**What you need to do**
Output the entries word for word. Omit images.

[Part of a data file]
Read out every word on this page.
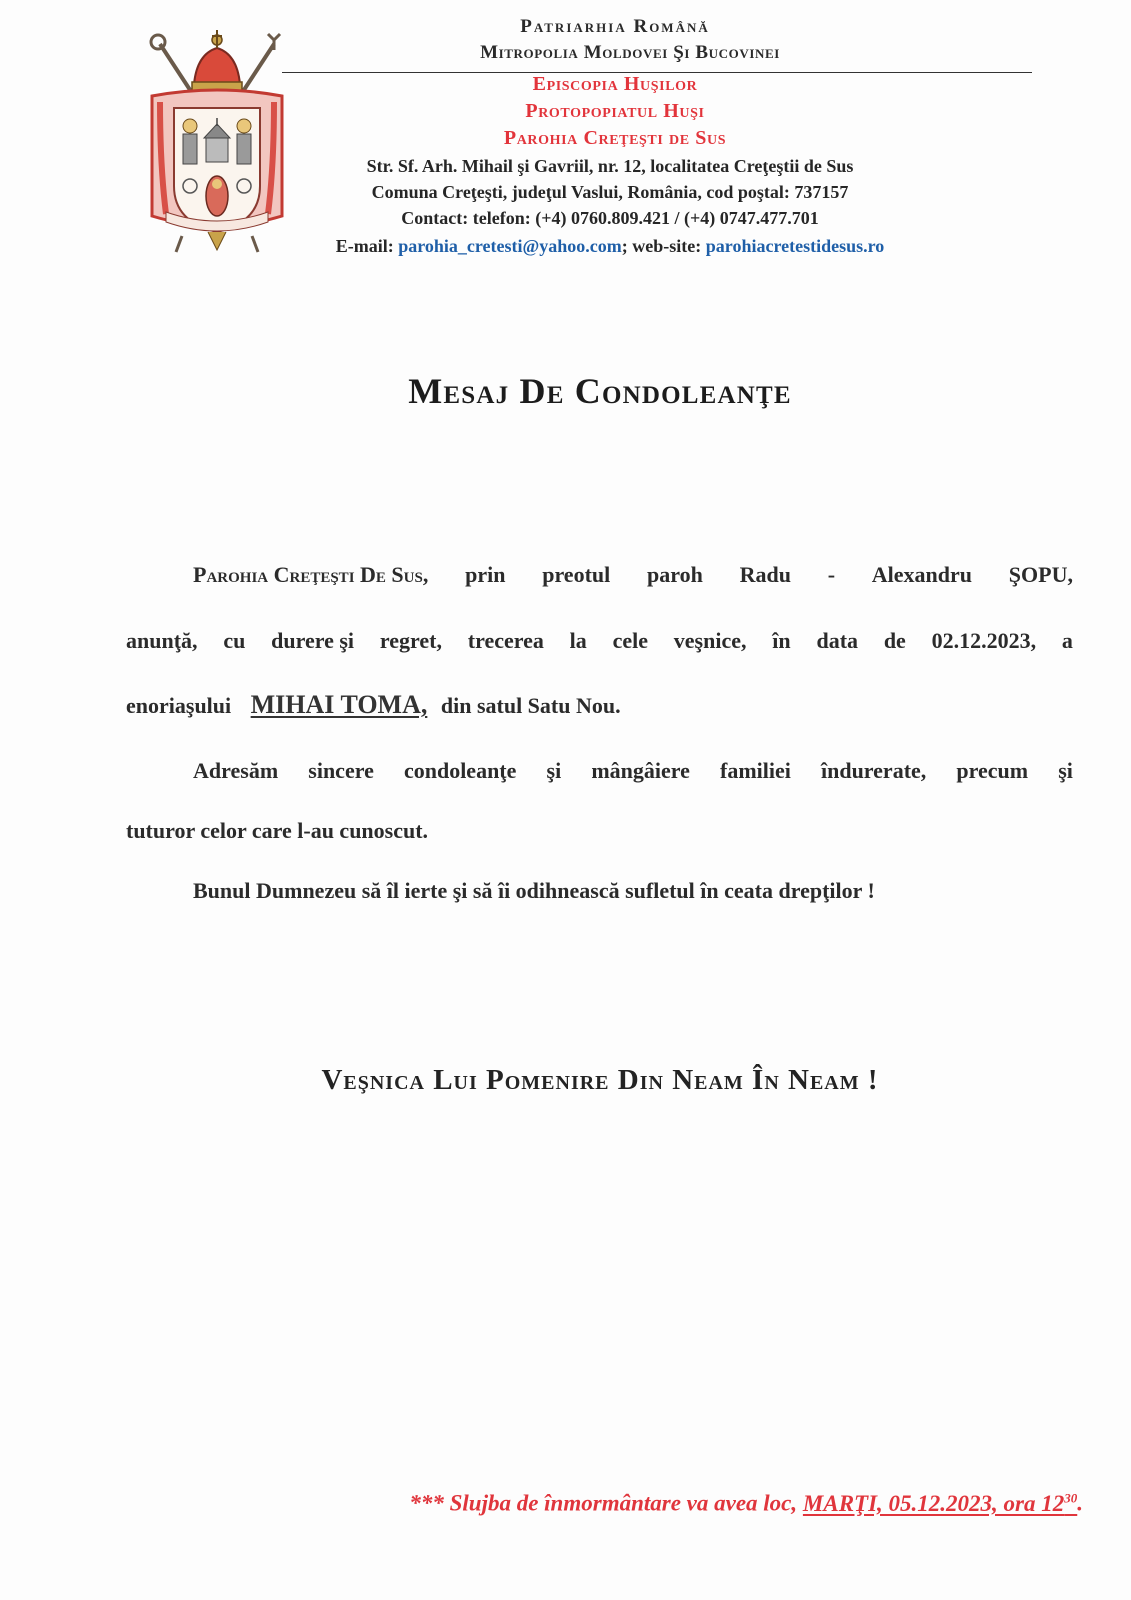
Patriarhia Română
Mitropolia Moldovei Şi Bucovinei
Episcopia Huşilor
Protopopiatul Huşi
Parohia Creţeşti de Sus
Str. Sf. Arh. Mihail şi Gavriil, nr. 12, localitatea Creţeştii de Sus
Comuna Creţeşti, judeţul Vaslui, România, cod poştal: 737157
Contact: telefon: (+4) 0760.809.421 / (+4) 0747.477.701
E-mail: parohia_cretesti@yahoo.com; web-site: parohiacretestidesus.ro
Mesaj De Condoleanţe
Parohia Creţeşti De Sus, prin preotul paroh Radu - Alexandru ŞOPU,
anunţă, cu durere şi regret, trecerea la cele veşnice, în data de 02.12.2023, a
enoriaşului MIHAI TOMA, din satul Satu Nou.
Adresăm sincere condoleanţe şi mângâiere familiei îndurerate, precum şi
tuturor celor care l-au cunoscut.
Bunul Dumnezeu să îl ierte şi să îi odihnească sufletul în ceata drepţilor !
Veşnica Lui Pomenire Din Neam În Neam !
*** Slujba de înmormântare va avea loc, MARŢI, 05.12.2023, ora $12^{30}$.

**Complete answer**
Read out every word on this page.
Patriarhia Română
Mitropolia Moldovei Şi Bucovinei
Episcopia Huşilor
Protopopiatul Huşi
Parohia Creţeşti de Sus
Str. Sf. Arh. Mihail şi Gavriil, nr. 12, localitatea Creţeştii de Sus
Comuna Creţeşti, judeţul Vaslui, România, cod poştal: 737157
Contact: telefon: (+4) 0760.809.421 / (+4) 0747.477.701
E-mail: parohia_cretesti@yahoo.com; web-site: parohiacretestidesus.ro
Mesaj De Condoleanţe
Parohia Creţeşti De Sus, prin preotul paroh Radu - Alexandru ŞOPU,
anunţă, cu durere şi regret, trecerea la cele veşnice, în data de 02.12.2023, a
enoriaşului MIHAI TOMA, din satul Satu Nou.
Adresăm sincere condoleanţe şi mângâiere familiei îndurerate, precum şi
tuturor celor care l-au cunoscut.
Bunul Dumnezeu să îl ierte şi să îi odihnească sufletul în ceata drepţilor !
Veşnica Lui Pomenire Din Neam În Neam !
*** Slujba de înmormântare va avea loc, MARŢI, 05.12.2023, ora $12^{30}$.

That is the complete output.